RECORDS SUPPLIED:
------------------------------------------------

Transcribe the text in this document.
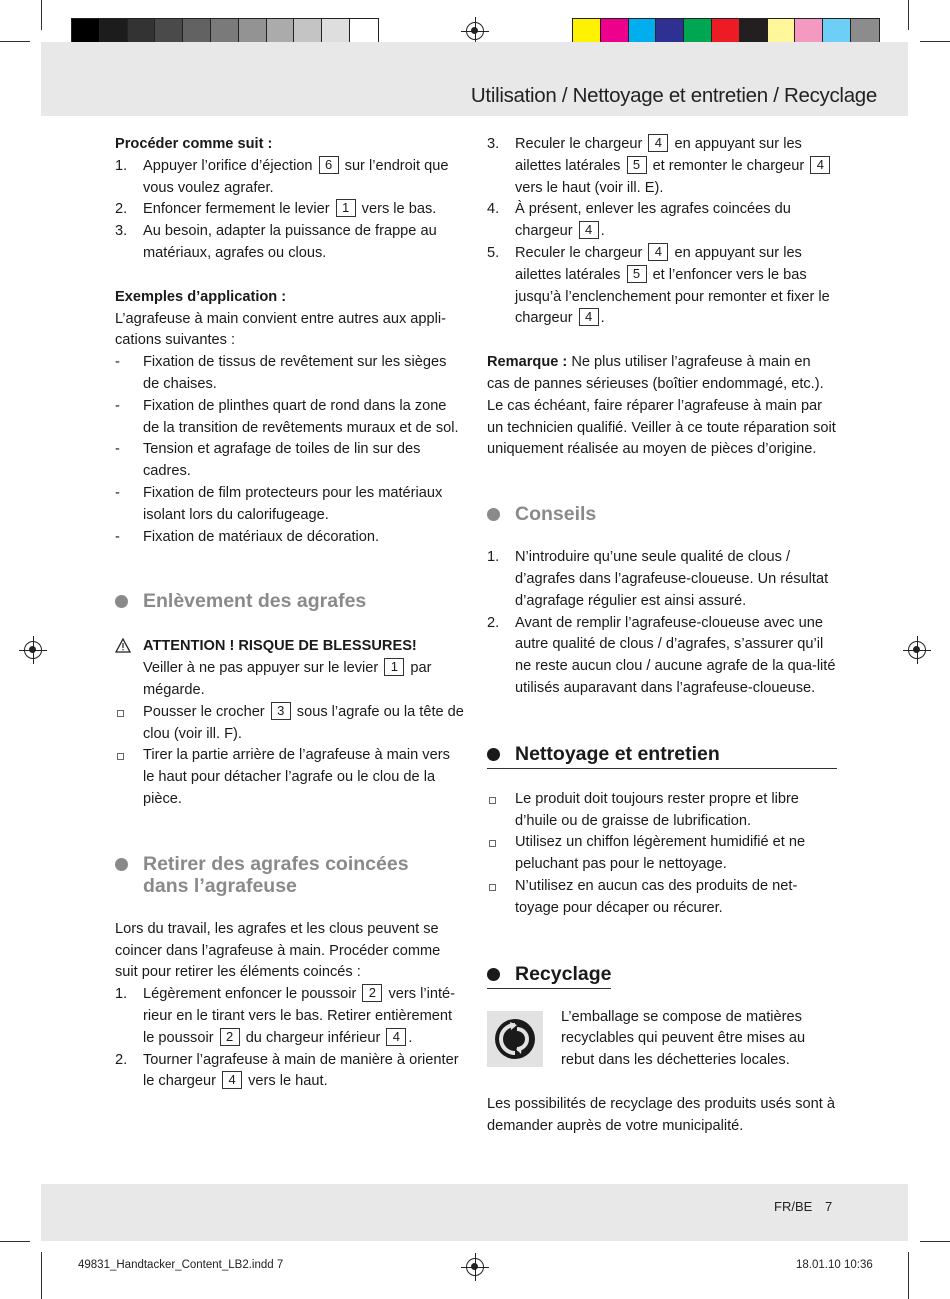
Utilisation / Nettoyage et entretien / Recyclage
Procéder comme suit :
1. Appuyer l’orifice d’éjection 6 sur l’endroit que vous voulez agrafer.
2. Enfoncer fermement le levier 1 vers le bas.
3. Au besoin, adapter la puissance de frappe au matériaux, agrafes ou clous.
Exemples d’application :
L’agrafeuse à main convient entre autres aux appli-cations suivantes :
- Fixation de tissus de revêtement sur les sièges de chaises.
- Fixation de plinthes quart de rond dans la zone de la transition de revêtements muraux et de sol.
- Tension et agrafage de toiles de lin sur des cadres.
- Fixation de film protecteurs pour les matériaux isolant lors du calorifugeage.
- Fixation de matériaux de décoration.
Enlèvement des agrafes
ATTENTION ! RISQUE DE BLESSURES!
Veiller à ne pas appuyer sur le levier 1 par mégarde.
Pousser le crocher 3 sous l’agrafe ou la tête de clou (voir ill. F).
Tirer la partie arrière de l’agrafeuse à main vers le haut pour détacher l’agrafe ou le clou de la pièce.
Retirer des agrafes coincées
dans l’agrafeuse
Lors du travail, les agrafes et les clous peuvent se coincer dans l’agrafeuse à main. Procéder comme suit pour retirer les éléments coincés :
1. Légèrement enfoncer le poussoir 2 vers l’inté-rieur en le tirant vers le bas. Retirer entièrement le poussoir 2 du chargeur inférieur 4 .
2. Tourner l’agrafeuse à main de manière à orienter le chargeur 4 vers le haut.
3. Reculer le chargeur 4 en appuyant sur les ailettes latérales 5 et remonter le chargeur 4 vers le haut (voir ill. E).
4. À présent, enlever les agrafes coincées du chargeur 4 .
5. Reculer le chargeur 4 en appuyant sur les ailettes latérales 5 et l’enfoncer vers le bas jusqu’à l’enclenchement pour remonter et fixer le chargeur 4 .
Remarque : Ne plus utiliser l’agrafeuse à main en cas de pannes sérieuses (boîtier endommagé, etc.). Le cas échéant, faire réparer l’agrafeuse à main par un technicien qualifié. Veiller à ce toute réparation soit uniquement réalisée au moyen de pièces d’origine.
Conseils
1. N’introduire qu’une seule qualité de clous / d’agrafes dans l’agrafeuse-cloueuse. Un résultat d’agrafage régulier est ainsi assuré.
2. Avant de remplir l’agrafeuse-cloueuse avec une autre qualité de clous / d’agrafes, s’assurer qu’il ne reste aucun clou / aucune agrafe de la qua-lité utilisés auparavant dans l’agrafeuse-cloueuse.
Nettoyage et entretien
Le produit doit toujours rester propre et libre d’huile ou de graisse de lubrification.
Utilisez un chiffon légèrement humidifié et ne peluchant pas pour le nettoyage.
N’utilisez en aucun cas des produits de net-toyage pour décaper ou récurer.
Recyclage
L’emballage se compose de matières recyclables qui peuvent être mises au rebut dans les déchetteries locales.
Les possibilités de recyclage des produits usés sont à demander auprès de votre municipalité.
FR/BE 7
49831_Handtacker_Content_LB2.indd 7	18.01.10 10:36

------------------------------------------------

WRITTEN INSTRUCTION:
In the records above, collect each line with "entretien".

CORRECT RESPONSE:
Utilisation / Nettoyage et entretien / Recyclage
Nettoyage et entretien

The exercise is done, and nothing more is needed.